TASK MATERIAL →
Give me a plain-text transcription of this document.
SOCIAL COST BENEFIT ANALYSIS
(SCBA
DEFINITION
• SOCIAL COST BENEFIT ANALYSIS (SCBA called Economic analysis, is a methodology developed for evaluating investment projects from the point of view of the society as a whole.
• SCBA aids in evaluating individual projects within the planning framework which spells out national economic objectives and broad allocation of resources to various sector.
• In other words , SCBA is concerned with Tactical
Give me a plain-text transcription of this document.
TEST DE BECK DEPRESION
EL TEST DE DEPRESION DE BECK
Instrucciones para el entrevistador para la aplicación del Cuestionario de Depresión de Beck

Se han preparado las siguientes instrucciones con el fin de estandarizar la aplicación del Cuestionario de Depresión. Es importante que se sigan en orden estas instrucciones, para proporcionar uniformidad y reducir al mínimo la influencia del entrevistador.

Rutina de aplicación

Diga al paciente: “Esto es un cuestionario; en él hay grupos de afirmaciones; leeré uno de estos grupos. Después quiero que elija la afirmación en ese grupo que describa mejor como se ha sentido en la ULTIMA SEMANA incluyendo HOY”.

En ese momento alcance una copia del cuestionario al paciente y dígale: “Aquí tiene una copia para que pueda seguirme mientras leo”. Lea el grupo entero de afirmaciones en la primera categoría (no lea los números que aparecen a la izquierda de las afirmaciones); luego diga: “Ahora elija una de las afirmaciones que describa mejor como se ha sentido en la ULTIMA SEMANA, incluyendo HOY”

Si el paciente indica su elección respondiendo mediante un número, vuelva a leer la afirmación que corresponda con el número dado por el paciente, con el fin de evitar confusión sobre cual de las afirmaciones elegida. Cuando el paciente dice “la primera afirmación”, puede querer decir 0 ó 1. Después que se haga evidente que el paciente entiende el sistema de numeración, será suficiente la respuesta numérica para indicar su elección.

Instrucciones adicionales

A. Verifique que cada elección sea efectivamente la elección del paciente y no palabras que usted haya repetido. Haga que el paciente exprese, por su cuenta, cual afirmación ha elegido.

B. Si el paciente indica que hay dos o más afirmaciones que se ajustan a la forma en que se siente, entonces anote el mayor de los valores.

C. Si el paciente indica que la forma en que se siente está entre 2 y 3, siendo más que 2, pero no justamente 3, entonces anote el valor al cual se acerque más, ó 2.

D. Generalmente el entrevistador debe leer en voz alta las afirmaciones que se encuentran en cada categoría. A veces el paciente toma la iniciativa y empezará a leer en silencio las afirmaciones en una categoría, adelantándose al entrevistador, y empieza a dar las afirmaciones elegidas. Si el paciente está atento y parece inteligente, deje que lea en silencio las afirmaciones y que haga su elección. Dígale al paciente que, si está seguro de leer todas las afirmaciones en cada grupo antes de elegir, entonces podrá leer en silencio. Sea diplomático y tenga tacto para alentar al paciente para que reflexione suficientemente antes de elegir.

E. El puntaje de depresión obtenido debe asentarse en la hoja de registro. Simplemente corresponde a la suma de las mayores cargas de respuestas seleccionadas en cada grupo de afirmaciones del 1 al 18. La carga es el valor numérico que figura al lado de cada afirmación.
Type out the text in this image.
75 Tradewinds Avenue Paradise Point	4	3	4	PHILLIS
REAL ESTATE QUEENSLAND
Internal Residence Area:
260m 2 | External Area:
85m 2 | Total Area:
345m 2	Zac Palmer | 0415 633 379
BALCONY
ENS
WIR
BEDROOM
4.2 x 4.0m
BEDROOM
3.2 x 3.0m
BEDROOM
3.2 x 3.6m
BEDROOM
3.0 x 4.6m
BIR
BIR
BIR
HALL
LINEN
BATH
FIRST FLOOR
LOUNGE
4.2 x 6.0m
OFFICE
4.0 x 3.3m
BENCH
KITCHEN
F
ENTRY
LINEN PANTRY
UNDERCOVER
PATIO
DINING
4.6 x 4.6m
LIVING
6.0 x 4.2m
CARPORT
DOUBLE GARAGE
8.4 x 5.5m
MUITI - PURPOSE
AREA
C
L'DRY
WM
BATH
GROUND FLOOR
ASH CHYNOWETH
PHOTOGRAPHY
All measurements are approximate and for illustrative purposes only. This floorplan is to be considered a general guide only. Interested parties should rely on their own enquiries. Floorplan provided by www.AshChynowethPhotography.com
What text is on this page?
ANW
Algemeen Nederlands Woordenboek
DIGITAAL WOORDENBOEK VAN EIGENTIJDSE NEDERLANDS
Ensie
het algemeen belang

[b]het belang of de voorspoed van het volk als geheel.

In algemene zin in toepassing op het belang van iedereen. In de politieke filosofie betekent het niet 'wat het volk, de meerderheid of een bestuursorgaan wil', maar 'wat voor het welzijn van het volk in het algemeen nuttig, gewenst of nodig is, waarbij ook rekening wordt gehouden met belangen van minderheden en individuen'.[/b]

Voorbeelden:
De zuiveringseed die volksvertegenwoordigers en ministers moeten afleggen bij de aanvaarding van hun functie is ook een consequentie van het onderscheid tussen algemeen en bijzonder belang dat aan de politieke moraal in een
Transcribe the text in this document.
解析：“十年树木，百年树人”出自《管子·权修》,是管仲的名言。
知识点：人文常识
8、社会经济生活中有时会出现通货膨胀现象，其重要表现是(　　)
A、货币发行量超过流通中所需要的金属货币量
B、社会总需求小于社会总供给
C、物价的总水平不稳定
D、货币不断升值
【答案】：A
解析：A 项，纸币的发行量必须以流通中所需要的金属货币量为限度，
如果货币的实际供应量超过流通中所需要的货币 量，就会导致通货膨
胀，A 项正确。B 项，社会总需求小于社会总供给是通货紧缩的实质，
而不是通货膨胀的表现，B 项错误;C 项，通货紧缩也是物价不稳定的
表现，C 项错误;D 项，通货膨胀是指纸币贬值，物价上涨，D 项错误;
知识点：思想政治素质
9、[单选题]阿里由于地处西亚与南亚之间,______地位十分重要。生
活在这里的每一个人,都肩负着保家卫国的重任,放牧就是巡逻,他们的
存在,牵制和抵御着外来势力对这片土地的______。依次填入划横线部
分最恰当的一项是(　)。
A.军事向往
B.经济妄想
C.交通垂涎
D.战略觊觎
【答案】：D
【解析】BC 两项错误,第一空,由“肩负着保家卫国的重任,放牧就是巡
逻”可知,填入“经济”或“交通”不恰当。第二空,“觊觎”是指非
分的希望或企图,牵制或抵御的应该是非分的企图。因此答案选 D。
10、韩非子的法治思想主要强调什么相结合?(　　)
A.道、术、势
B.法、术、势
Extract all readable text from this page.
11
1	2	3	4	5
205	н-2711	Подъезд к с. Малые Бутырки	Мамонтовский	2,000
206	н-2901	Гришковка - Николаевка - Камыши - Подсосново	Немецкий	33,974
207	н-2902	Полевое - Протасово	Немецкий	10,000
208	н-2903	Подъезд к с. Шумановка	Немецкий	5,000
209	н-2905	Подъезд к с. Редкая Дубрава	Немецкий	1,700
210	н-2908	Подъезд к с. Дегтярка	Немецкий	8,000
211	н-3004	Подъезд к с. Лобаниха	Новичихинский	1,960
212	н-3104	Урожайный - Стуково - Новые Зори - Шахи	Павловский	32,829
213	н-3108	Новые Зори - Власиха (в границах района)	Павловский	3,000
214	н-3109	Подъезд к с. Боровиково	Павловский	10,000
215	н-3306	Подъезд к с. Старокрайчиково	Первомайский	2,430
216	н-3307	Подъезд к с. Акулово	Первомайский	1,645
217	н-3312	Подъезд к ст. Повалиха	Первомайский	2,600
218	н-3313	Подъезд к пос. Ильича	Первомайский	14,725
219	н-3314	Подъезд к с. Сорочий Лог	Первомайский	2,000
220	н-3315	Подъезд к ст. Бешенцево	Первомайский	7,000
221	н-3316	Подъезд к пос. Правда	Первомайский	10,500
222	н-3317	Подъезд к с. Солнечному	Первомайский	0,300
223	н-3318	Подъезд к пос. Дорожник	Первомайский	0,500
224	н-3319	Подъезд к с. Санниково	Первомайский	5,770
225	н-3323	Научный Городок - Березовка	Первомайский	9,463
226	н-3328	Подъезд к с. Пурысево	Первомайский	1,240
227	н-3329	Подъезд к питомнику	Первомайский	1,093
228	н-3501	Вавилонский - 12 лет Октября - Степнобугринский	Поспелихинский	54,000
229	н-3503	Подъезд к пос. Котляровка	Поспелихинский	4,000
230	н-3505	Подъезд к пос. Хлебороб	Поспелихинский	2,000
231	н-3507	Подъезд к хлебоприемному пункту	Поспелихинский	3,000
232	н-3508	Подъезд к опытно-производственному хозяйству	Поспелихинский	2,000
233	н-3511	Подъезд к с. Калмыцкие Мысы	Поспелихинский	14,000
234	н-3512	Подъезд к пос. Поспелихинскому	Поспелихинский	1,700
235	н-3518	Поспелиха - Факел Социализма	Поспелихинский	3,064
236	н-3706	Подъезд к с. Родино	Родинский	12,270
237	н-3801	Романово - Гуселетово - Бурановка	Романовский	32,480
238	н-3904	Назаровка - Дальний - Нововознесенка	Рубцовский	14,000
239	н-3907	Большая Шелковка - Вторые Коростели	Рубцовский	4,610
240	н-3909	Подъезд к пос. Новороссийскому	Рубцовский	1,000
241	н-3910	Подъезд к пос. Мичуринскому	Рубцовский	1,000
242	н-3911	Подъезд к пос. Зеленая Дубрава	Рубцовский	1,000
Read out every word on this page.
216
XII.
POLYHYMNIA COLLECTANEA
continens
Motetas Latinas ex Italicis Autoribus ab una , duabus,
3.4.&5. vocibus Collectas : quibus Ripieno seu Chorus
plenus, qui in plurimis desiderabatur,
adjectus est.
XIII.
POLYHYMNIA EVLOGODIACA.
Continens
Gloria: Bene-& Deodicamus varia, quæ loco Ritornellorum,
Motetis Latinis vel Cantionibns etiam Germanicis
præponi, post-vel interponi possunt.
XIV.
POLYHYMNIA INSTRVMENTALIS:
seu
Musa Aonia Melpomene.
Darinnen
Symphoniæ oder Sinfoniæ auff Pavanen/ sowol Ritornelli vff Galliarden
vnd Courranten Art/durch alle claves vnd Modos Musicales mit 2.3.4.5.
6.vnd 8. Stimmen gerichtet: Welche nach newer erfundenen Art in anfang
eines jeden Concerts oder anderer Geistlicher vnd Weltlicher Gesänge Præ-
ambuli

STATED PROBLEM → Using the records above, copy each line that contains "SEMANA".

RESULT OF THE EXERCISE →
Diga al paciente: “Esto es un cuestionario; en él hay grupos de afirmaciones; leeré uno de estos grupos. Después quiero que elija la afirmación en ese grupo que describa mejor como se ha sentido en la ULTIMA SEMANA incluyendo HOY”.
En ese momento alcance una copia del cuestionario al paciente y dígale: “Aquí tiene una copia para que pueda seguirme mientras leo”. Lea el grupo entero de afirmaciones en la primera categoría (no lea los números que aparecen a la izquierda de las afirmaciones); luego diga: “Ahora elija una de las afirmaciones que describa mejor como se ha sentido en la ULTIMA SEMANA, incluyendo HOY”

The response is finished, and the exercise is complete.